* [Items listed in a dataset]:

>>>>>

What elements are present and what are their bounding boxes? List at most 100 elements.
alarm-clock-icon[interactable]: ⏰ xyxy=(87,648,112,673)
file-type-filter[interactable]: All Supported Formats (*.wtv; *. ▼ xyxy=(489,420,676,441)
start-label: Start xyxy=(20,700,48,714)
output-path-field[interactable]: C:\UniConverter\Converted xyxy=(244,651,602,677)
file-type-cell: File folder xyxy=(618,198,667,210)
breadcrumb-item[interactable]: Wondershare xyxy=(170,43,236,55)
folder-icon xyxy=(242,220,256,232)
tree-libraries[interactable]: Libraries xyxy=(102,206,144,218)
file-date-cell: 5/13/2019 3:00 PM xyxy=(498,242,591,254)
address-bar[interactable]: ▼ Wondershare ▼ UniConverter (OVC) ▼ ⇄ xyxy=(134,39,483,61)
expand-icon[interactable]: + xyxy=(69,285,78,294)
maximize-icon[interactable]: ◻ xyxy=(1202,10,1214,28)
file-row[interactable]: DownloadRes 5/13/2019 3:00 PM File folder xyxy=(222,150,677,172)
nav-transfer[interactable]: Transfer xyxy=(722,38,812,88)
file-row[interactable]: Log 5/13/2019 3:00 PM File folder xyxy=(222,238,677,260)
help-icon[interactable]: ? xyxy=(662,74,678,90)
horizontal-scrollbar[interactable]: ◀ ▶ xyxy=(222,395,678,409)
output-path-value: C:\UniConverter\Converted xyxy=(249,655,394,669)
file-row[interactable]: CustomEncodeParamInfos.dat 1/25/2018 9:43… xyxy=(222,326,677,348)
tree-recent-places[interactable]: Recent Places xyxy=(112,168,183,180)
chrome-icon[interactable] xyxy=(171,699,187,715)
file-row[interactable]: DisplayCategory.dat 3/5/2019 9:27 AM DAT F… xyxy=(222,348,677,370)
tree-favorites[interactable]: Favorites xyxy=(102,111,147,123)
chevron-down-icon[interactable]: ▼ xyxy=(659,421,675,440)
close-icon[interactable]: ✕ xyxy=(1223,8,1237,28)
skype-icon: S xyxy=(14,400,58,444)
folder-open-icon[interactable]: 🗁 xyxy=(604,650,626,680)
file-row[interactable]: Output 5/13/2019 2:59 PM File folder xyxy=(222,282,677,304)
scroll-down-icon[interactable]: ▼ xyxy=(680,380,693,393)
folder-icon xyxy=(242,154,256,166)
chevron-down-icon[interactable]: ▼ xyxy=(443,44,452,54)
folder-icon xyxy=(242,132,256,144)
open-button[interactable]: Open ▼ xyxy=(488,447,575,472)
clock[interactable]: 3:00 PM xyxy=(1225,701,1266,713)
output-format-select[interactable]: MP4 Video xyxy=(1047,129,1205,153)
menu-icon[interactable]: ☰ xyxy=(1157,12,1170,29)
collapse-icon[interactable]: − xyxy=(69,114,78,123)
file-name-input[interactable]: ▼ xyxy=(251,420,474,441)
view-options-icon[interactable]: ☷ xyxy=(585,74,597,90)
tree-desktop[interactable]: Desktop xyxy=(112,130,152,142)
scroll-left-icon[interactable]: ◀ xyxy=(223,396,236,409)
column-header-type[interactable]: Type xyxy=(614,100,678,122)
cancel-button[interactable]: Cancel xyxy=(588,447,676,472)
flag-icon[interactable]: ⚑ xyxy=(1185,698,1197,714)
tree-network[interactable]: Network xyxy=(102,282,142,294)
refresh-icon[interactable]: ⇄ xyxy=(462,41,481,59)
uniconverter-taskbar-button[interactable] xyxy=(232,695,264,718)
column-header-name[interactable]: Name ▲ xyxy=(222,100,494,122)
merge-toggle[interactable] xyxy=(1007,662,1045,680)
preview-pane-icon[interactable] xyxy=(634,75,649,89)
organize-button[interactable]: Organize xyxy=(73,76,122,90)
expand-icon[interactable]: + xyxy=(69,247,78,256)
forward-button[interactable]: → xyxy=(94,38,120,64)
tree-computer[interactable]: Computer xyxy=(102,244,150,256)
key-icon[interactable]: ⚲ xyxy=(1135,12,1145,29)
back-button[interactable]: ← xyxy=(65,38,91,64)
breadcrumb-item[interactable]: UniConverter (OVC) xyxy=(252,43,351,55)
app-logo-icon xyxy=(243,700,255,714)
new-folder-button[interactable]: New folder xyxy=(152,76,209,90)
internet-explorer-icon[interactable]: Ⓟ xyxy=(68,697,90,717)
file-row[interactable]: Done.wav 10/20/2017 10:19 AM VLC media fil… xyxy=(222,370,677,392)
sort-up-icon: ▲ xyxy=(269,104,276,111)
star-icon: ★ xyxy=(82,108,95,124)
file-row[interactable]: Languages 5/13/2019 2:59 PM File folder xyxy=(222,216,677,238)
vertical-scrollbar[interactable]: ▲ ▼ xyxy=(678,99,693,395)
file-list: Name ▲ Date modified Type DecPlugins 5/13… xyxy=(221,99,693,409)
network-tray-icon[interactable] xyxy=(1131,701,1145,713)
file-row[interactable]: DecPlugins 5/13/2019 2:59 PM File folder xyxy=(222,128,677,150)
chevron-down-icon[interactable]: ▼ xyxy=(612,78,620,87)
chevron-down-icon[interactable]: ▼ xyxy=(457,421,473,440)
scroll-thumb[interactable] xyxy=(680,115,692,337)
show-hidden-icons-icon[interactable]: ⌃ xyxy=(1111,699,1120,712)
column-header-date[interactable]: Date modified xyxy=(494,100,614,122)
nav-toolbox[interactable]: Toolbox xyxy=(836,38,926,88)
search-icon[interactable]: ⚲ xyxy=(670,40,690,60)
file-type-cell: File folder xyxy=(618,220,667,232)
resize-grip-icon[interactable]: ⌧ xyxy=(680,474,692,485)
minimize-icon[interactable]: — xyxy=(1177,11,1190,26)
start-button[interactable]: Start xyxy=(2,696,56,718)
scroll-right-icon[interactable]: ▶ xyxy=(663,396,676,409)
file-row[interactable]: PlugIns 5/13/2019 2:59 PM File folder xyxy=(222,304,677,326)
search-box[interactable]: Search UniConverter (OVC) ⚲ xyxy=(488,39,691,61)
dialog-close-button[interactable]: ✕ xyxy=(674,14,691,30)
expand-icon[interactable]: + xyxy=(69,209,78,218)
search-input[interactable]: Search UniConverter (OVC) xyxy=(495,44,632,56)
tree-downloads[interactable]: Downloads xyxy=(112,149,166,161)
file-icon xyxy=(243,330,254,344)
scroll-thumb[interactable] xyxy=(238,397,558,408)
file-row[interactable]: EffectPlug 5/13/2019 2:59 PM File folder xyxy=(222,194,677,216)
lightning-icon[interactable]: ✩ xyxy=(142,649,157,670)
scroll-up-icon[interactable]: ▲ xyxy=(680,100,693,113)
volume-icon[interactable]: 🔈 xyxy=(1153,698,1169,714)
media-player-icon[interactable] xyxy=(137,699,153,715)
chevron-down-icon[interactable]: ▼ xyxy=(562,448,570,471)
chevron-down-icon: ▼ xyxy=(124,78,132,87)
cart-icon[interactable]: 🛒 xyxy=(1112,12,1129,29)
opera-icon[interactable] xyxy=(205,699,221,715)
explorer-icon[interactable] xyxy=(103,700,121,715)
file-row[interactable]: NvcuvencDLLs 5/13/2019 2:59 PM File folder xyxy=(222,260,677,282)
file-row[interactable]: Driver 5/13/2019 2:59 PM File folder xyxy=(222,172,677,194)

<<<<<

* [Task statement]: Please copy the lines above word for word, from start to finish.

* [Response below]:
What elements are present and what are their bounding boxes? List at most 100 elements.
alarm-clock-icon[interactable]: ⏰ xyxy=(87,648,112,673)
file-type-filter[interactable]: All Supported Formats (*.wtv; *. ▼ xyxy=(489,420,676,441)
start-label: Start xyxy=(20,700,48,714)
output-path-field[interactable]: C:\UniConverter\Converted xyxy=(244,651,602,677)
file-type-cell: File folder xyxy=(618,198,667,210)
breadcrumb-item[interactable]: Wondershare xyxy=(170,43,236,55)
folder-icon xyxy=(242,220,256,232)
tree-libraries[interactable]: Libraries xyxy=(102,206,144,218)
file-date-cell: 5/13/2019 3:00 PM xyxy=(498,242,591,254)
address-bar[interactable]: ▼ Wondershare ▼ UniConverter (OVC) ▼ ⇄ xyxy=(134,39,483,61)
expand-icon[interactable]: + xyxy=(69,285,78,294)
maximize-icon[interactable]: ◻ xyxy=(1202,10,1214,28)
file-row[interactable]: DownloadRes 5/13/2019 3:00 PM File folder xyxy=(222,150,677,172)
nav-transfer[interactable]: Transfer xyxy=(722,38,812,88)
file-row[interactable]: Log 5/13/2019 3:00 PM File folder xyxy=(222,238,677,260)
help-icon[interactable]: ? xyxy=(662,74,678,90)
horizontal-scrollbar[interactable]: ◀ ▶ xyxy=(222,395,678,409)
output-path-value: C:\UniConverter\Converted xyxy=(249,655,394,669)
file-row[interactable]: CustomEncodeParamInfos.dat 1/25/2018 9:43… xyxy=(222,326,677,348)
tree-recent-places[interactable]: Recent Places xyxy=(112,168,183,180)
chrome-icon[interactable] xyxy=(171,699,187,715)
file-row[interactable]: DisplayCategory.dat 3/5/2019 9:27 AM DAT F… xyxy=(222,348,677,370)
tree-favorites[interactable]: Favorites xyxy=(102,111,147,123)
chevron-down-icon[interactable]: ▼ xyxy=(659,421,675,440)
close-icon[interactable]: ✕ xyxy=(1223,8,1237,28)
skype-icon: S xyxy=(14,400,58,444)
folder-open-icon[interactable]: 🗁 xyxy=(604,650,626,680)
file-row[interactable]: Output 5/13/2019 2:59 PM File folder xyxy=(222,282,677,304)
scroll-down-icon[interactable]: ▼ xyxy=(680,380,693,393)
folder-icon xyxy=(242,154,256,166)
chevron-down-icon[interactable]: ▼ xyxy=(443,44,452,54)
folder-icon xyxy=(242,132,256,144)
open-button[interactable]: Open ▼ xyxy=(488,447,575,472)
clock[interactable]: 3:00 PM xyxy=(1225,701,1266,713)
output-format-select[interactable]: MP4 Video xyxy=(1047,129,1205,153)
menu-icon[interactable]: ☰ xyxy=(1157,12,1170,29)
collapse-icon[interactable]: − xyxy=(69,114,78,123)
file-name-input[interactable]: ▼ xyxy=(251,420,474,441)
view-options-icon[interactable]: ☷ xyxy=(585,74,597,90)
tree-desktop[interactable]: Desktop xyxy=(112,130,152,142)
scroll-left-icon[interactable]: ◀ xyxy=(223,396,236,409)
column-header-type[interactable]: Type xyxy=(614,100,678,122)
cancel-button[interactable]: Cancel xyxy=(588,447,676,472)
flag-icon[interactable]: ⚑ xyxy=(1185,698,1197,714)
tree-network[interactable]: Network xyxy=(102,282,142,294)
refresh-icon[interactable]: ⇄ xyxy=(462,41,481,59)
uniconverter-taskbar-button[interactable] xyxy=(232,695,264,718)
column-header-name[interactable]: Name ▲ xyxy=(222,100,494,122)
merge-toggle[interactable] xyxy=(1007,662,1045,680)
preview-pane-icon[interactable] xyxy=(634,75,649,89)
organize-button[interactable]: Organize xyxy=(73,76,122,90)
expand-icon[interactable]: + xyxy=(69,247,78,256)
forward-button[interactable]: → xyxy=(94,38,120,64)
tree-computer[interactable]: Computer xyxy=(102,244,150,256)
key-icon[interactable]: ⚲ xyxy=(1135,12,1145,29)
back-button[interactable]: ← xyxy=(65,38,91,64)
breadcrumb-item[interactable]: UniConverter (OVC) xyxy=(252,43,351,55)
app-logo-icon xyxy=(243,700,255,714)
new-folder-button[interactable]: New folder xyxy=(152,76,209,90)
internet-explorer-icon[interactable]: Ⓟ xyxy=(68,697,90,717)
file-row[interactable]: Done.wav 10/20/2017 10:19 AM VLC media fil… xyxy=(222,370,677,392)
sort-up-icon: ▲ xyxy=(269,104,276,111)
star-icon: ★ xyxy=(82,108,95,124)
file-row[interactable]: Languages 5/13/2019 2:59 PM File folder xyxy=(222,216,677,238)
vertical-scrollbar[interactable]: ▲ ▼ xyxy=(678,99,693,395)
file-list: Name ▲ Date modified Type DecPlugins 5/13… xyxy=(221,99,693,409)
network-tray-icon[interactable] xyxy=(1131,701,1145,713)
file-row[interactable]: DecPlugins 5/13/2019 2:59 PM File folder xyxy=(222,128,677,150)
chevron-down-icon[interactable]: ▼ xyxy=(612,78,620,87)
chevron-down-icon[interactable]: ▼ xyxy=(457,421,473,440)
scroll-thumb[interactable] xyxy=(680,115,692,337)
show-hidden-icons-icon[interactable]: ⌃ xyxy=(1111,699,1120,712)
column-header-date[interactable]: Date modified xyxy=(494,100,614,122)
nav-toolbox[interactable]: Toolbox xyxy=(836,38,926,88)
search-icon[interactable]: ⚲ xyxy=(670,40,690,60)
file-type-cell: File folder xyxy=(618,220,667,232)
resize-grip-icon[interactable]: ⌧ xyxy=(680,474,692,485)
minimize-icon[interactable]: — xyxy=(1177,11,1190,26)
start-button[interactable]: Start xyxy=(2,696,56,718)
scroll-right-icon[interactable]: ▶ xyxy=(663,396,676,409)
file-row[interactable]: PlugIns 5/13/2019 2:59 PM File folder xyxy=(222,304,677,326)
search-box[interactable]: Search UniConverter (OVC) ⚲ xyxy=(488,39,691,61)
dialog-close-button[interactable]: ✕ xyxy=(674,14,691,30)
expand-icon[interactable]: + xyxy=(69,209,78,218)
search-input[interactable]: Search UniConverter (OVC) xyxy=(495,44,632,56)
tree-downloads[interactable]: Downloads xyxy=(112,149,166,161)
file-icon xyxy=(243,330,254,344)
scroll-thumb[interactable] xyxy=(238,397,558,408)
file-row[interactable]: EffectPlug 5/13/2019 2:59 PM File folder xyxy=(222,194,677,216)
lightning-icon[interactable]: ✩ xyxy=(142,649,157,670)
scroll-up-icon[interactable]: ▲ xyxy=(680,100,693,113)
volume-icon[interactable]: 🔈 xyxy=(1153,698,1169,714)
media-player-icon[interactable] xyxy=(137,699,153,715)
chevron-down-icon[interactable]: ▼ xyxy=(562,448,570,471)
chevron-down-icon: ▼ xyxy=(124,78,132,87)
cart-icon[interactable]: 🛒 xyxy=(1112,12,1129,29)
opera-icon[interactable] xyxy=(205,699,221,715)
explorer-icon[interactable] xyxy=(103,700,121,715)
file-row[interactable]: NvcuvencDLLs 5/13/2019 2:59 PM File folder xyxy=(222,260,677,282)
file-row[interactable]: Driver 5/13/2019 2:59 PM File folder xyxy=(222,172,677,194)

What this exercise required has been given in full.